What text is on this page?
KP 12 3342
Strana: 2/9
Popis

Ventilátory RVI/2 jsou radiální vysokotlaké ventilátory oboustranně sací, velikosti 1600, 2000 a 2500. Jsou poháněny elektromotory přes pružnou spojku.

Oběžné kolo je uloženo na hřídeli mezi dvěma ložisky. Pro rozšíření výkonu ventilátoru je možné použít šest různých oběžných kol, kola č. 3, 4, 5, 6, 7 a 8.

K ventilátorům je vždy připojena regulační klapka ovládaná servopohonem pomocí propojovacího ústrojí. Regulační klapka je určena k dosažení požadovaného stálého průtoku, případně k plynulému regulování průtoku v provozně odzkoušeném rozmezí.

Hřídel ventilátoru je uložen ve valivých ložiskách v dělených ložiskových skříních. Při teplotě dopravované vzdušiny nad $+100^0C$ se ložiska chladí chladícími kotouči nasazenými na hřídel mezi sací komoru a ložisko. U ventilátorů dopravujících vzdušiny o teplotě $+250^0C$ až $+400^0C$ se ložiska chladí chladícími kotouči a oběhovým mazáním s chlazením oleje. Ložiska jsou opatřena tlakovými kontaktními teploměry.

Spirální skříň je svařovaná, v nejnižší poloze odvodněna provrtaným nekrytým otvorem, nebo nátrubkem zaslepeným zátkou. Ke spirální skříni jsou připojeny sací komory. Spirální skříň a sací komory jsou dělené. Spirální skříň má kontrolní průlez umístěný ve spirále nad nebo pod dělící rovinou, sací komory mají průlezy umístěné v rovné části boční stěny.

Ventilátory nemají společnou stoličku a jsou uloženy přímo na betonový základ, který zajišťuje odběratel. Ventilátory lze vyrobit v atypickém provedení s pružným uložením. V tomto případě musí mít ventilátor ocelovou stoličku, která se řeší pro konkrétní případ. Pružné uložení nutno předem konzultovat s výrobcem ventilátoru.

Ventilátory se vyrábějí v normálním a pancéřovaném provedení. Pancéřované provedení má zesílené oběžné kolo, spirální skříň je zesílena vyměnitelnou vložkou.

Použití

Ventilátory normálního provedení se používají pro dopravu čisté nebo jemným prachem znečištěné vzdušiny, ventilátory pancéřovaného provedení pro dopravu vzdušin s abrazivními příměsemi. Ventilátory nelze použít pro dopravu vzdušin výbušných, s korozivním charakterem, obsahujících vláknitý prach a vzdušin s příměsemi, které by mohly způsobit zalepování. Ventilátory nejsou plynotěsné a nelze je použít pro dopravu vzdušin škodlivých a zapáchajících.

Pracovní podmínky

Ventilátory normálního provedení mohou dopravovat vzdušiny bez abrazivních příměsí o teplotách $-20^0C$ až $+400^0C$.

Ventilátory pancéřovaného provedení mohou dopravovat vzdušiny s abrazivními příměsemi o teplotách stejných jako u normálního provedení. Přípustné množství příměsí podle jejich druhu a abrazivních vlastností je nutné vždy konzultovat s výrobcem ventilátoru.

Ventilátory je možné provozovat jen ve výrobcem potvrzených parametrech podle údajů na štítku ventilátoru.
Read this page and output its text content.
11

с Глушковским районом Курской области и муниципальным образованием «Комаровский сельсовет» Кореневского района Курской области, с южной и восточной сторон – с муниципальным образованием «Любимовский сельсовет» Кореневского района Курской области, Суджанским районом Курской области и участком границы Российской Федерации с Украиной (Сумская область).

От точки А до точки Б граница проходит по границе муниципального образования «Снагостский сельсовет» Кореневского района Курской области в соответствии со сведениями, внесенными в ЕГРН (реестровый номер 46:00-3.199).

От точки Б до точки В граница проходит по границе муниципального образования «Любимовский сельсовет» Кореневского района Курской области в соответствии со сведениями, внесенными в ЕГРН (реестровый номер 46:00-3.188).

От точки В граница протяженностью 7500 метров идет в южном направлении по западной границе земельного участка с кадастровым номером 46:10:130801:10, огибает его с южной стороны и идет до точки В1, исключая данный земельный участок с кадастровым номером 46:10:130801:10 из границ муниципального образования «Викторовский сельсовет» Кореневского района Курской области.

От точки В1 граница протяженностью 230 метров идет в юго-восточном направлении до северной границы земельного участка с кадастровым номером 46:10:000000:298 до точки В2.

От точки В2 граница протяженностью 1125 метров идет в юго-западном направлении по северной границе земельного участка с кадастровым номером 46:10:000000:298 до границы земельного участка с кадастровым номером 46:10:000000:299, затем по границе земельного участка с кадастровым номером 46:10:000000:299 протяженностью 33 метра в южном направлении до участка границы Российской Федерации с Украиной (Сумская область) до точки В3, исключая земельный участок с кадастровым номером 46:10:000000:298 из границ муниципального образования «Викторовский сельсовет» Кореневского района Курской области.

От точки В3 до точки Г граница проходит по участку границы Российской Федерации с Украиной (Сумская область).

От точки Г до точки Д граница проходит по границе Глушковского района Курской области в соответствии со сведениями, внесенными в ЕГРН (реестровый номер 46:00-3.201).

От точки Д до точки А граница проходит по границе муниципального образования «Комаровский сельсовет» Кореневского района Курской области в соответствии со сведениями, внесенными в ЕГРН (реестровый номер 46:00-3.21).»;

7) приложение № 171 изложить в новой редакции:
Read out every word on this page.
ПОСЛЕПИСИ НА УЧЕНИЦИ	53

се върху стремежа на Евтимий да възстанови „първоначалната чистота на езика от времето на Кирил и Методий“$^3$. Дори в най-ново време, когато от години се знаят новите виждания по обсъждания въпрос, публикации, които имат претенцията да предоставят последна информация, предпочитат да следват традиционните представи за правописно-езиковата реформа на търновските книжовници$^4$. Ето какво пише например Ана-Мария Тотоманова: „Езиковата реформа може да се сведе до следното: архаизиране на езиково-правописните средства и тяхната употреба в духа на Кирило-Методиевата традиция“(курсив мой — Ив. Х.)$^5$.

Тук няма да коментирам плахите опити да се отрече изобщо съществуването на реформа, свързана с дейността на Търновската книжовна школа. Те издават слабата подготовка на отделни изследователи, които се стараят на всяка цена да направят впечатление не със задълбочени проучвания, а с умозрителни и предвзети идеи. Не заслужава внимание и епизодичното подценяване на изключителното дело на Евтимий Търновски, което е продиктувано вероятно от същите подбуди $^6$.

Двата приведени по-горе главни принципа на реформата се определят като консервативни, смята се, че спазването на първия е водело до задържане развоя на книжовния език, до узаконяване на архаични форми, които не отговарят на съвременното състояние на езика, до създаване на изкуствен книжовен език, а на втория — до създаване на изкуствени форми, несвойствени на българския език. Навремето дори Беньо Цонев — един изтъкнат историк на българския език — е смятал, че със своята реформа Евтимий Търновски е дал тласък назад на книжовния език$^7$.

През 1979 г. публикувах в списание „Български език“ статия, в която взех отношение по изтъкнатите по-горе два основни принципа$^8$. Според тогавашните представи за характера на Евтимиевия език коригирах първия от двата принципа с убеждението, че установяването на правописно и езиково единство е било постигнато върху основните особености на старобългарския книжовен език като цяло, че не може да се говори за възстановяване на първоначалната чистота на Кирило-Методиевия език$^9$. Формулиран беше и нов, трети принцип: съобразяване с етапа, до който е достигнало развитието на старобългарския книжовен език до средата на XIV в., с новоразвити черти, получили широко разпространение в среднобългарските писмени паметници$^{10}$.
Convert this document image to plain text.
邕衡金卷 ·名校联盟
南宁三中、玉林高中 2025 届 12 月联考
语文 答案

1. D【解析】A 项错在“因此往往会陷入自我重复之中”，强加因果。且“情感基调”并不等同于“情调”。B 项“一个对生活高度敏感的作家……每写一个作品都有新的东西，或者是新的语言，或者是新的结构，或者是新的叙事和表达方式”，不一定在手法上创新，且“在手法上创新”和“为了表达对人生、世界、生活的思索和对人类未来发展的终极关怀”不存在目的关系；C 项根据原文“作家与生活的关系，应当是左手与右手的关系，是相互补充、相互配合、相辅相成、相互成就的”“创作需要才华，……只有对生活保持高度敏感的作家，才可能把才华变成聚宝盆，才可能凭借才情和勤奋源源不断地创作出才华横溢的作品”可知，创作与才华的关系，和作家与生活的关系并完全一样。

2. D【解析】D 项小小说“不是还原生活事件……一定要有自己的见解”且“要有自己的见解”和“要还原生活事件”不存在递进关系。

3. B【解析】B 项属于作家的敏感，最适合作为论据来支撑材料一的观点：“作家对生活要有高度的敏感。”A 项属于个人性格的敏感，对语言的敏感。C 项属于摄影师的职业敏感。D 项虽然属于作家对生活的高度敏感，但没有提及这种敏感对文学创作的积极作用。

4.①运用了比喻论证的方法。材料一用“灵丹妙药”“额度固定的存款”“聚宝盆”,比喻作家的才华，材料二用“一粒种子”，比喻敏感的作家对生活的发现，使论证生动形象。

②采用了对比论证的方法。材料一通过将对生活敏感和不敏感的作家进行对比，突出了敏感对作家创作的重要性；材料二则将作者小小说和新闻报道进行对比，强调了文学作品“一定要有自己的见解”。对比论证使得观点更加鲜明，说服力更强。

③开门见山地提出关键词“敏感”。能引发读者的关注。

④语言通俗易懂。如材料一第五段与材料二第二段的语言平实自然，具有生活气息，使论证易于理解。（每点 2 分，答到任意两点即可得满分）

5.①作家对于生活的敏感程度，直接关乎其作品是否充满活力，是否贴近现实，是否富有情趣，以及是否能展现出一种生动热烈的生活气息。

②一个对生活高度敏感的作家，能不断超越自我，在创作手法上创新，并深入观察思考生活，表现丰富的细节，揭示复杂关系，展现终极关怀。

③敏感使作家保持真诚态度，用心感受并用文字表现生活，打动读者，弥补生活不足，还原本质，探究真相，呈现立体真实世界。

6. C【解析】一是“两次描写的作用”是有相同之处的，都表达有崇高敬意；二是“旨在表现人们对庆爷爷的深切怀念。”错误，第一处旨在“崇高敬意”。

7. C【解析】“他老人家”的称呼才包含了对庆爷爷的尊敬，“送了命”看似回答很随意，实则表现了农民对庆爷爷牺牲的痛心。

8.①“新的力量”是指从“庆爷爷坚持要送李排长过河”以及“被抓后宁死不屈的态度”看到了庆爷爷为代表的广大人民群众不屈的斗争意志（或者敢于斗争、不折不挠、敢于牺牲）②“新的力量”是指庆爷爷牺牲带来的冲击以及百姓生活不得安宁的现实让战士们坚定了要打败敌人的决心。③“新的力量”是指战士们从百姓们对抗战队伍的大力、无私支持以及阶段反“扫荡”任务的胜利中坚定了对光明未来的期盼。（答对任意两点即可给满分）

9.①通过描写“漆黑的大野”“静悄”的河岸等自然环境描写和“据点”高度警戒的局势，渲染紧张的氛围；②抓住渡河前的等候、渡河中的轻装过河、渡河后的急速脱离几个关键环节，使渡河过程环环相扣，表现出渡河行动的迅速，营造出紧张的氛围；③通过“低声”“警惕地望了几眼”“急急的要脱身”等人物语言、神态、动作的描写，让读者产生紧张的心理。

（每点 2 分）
:::
**Short exercise**
Identify all lines in the records above with the word "一定要有自己的见解".

**Exercise result**
2. D【解析】D 项小小说“不是还原生活事件……一定要有自己的见解”且“要有自己的见解”和“要还原生活事件”不存在递进关系。
②采用了对比论证的方法。材料一通过将对生活敏感和不敏感的作家进行对比，突出了敏感对作家创作的重要性；材料二则将作者小小说和新闻报道进行对比，强调了文学作品“一定要有自己的见解”。对比论证使得观点更加鲜明，说服力更强。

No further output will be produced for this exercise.